*Short problem:* Locate the word "Watt" in the entries below, then gather every line that holds it.

*Supplied information:*
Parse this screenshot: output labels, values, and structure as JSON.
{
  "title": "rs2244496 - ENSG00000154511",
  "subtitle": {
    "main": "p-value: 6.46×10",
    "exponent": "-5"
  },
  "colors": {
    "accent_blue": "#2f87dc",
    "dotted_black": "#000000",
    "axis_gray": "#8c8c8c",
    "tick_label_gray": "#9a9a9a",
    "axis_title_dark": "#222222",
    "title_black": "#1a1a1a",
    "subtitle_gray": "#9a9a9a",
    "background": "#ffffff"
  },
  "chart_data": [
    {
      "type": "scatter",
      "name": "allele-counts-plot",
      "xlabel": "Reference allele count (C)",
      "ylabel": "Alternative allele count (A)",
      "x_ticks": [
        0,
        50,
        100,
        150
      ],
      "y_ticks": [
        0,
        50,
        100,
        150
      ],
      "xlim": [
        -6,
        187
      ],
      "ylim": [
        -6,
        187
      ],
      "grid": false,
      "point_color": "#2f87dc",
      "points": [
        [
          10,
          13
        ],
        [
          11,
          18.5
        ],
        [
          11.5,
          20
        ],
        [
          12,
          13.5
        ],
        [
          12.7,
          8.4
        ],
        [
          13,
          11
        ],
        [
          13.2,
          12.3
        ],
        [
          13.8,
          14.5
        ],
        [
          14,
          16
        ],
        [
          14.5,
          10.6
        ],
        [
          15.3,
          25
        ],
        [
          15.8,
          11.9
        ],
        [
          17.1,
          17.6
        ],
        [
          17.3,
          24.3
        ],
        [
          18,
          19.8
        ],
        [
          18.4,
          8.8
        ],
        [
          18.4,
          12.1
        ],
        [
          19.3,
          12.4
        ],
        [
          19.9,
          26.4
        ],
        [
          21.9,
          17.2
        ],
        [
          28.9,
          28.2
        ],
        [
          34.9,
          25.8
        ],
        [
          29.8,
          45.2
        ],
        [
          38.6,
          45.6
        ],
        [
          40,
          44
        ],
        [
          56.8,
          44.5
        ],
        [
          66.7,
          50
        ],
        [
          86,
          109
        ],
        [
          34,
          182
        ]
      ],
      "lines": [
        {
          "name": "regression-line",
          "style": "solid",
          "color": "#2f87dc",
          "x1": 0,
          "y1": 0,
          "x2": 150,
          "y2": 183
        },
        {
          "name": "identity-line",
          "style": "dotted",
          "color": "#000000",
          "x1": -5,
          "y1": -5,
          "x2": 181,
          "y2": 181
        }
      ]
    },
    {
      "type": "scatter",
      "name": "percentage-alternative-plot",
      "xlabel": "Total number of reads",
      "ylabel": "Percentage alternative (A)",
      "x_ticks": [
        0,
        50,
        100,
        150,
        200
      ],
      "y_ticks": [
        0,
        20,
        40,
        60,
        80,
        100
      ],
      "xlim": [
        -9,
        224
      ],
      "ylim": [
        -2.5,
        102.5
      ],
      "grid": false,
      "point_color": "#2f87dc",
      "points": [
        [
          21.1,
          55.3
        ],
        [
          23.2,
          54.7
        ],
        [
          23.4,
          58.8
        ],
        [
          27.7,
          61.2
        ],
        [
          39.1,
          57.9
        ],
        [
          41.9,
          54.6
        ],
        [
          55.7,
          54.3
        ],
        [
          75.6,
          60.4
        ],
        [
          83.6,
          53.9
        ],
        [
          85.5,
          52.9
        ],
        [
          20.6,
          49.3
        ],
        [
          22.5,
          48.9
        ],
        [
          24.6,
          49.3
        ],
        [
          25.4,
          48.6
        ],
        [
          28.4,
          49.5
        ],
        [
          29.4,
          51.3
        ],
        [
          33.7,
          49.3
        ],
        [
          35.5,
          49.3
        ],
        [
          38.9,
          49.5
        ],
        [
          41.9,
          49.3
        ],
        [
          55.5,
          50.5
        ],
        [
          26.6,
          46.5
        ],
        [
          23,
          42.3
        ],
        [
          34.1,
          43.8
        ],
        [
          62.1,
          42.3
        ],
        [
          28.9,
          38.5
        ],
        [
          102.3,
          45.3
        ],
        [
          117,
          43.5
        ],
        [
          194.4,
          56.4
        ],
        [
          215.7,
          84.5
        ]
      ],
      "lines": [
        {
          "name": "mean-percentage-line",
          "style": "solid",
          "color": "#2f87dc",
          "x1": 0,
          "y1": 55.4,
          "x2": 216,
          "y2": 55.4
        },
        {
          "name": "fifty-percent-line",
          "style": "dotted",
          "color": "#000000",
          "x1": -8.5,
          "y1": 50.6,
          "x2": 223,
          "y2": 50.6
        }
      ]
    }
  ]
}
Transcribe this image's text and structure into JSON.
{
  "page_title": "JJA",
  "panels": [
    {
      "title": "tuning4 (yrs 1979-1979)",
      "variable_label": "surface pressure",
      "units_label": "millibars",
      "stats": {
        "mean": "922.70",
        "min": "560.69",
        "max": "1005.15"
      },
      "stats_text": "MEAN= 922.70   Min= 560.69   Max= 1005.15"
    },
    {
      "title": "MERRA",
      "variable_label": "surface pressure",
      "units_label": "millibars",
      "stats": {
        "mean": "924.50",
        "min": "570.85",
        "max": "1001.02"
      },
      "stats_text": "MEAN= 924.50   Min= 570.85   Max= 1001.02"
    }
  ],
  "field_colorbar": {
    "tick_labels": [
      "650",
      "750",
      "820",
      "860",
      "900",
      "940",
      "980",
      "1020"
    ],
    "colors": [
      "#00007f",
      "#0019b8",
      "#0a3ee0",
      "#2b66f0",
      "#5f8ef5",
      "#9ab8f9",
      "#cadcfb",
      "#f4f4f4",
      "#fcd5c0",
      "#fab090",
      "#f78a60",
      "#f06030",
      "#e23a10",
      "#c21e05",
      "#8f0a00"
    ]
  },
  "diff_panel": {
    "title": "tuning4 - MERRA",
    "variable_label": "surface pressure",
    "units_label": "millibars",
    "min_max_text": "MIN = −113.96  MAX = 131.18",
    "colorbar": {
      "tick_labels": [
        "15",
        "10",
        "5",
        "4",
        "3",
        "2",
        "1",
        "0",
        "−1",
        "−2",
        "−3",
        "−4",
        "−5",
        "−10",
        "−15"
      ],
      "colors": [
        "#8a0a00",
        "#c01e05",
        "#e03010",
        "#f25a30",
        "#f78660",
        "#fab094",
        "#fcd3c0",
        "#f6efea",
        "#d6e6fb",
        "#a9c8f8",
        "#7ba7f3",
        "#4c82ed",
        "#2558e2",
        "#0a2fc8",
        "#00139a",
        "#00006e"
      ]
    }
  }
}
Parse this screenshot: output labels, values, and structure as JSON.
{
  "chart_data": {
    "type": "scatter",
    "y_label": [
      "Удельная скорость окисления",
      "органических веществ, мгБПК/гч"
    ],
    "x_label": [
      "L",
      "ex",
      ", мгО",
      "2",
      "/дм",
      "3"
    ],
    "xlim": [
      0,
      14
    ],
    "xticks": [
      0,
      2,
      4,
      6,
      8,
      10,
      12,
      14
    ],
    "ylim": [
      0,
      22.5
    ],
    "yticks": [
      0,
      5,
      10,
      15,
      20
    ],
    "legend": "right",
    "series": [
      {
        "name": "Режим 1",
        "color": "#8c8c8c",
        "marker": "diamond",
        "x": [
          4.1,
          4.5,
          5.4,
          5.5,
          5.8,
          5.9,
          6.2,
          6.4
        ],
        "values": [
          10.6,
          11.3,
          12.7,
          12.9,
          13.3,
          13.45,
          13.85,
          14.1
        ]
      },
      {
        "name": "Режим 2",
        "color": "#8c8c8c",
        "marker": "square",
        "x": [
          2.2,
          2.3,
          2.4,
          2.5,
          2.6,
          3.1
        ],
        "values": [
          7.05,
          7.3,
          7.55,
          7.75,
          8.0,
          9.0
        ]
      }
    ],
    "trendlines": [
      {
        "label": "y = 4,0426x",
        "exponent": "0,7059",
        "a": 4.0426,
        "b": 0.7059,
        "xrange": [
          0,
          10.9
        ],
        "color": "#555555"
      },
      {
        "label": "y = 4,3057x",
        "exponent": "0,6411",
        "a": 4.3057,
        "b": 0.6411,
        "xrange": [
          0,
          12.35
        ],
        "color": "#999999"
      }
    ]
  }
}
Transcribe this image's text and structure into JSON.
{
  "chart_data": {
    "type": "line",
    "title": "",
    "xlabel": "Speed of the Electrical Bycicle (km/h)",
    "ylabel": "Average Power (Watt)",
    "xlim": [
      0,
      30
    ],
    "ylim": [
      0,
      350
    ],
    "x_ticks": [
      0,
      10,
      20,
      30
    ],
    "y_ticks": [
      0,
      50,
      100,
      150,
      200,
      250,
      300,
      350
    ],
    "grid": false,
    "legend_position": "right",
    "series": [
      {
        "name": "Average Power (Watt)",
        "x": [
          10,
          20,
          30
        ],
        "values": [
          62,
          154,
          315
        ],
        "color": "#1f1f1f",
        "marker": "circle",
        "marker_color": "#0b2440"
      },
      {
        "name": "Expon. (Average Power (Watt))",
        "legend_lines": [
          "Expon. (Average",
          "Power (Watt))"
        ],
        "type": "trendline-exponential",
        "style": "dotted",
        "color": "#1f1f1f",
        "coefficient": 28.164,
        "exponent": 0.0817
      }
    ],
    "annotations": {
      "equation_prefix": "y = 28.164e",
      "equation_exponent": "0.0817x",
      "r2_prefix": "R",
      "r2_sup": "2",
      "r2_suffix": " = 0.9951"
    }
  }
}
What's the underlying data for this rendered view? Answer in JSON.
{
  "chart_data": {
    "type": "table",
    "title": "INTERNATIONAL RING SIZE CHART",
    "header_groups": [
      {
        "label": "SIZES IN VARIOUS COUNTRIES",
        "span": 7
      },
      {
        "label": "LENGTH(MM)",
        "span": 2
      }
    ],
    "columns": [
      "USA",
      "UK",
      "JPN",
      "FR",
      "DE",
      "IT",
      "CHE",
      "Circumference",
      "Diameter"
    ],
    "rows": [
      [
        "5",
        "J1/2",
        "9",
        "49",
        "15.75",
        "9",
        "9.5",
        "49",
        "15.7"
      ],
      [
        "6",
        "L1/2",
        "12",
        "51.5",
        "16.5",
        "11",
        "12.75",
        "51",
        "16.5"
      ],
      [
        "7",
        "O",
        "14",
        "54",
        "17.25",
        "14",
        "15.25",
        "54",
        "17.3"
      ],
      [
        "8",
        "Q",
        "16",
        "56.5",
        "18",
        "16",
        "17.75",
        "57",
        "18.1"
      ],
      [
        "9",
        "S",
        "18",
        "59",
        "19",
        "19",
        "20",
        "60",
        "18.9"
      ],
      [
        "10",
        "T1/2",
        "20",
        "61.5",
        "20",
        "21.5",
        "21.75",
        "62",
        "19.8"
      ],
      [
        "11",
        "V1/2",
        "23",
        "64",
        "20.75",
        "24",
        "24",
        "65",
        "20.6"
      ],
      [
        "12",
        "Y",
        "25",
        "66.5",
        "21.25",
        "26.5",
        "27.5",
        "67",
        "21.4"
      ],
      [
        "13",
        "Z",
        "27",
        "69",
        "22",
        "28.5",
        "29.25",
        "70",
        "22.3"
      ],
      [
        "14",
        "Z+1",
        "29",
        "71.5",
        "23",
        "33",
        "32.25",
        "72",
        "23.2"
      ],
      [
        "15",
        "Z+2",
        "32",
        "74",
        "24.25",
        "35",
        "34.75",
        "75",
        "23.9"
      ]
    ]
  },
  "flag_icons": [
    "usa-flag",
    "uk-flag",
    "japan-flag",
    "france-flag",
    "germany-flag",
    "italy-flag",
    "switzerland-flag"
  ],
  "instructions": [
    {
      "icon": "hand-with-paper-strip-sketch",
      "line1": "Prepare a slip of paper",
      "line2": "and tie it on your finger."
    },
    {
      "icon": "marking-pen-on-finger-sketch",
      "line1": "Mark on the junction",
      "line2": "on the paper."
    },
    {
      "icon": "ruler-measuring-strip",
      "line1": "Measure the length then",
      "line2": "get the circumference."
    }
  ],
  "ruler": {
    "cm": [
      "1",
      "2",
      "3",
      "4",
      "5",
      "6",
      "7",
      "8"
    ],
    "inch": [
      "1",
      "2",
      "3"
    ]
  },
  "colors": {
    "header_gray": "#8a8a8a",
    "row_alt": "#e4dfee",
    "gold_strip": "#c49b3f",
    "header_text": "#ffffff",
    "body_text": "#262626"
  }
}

*Written answer:*
    "ylabel": "Average Power (Watt)",
        "name": "Average Power (Watt)",
        "name": "Expon. (Average Power (Watt))",
          "Power (Watt))"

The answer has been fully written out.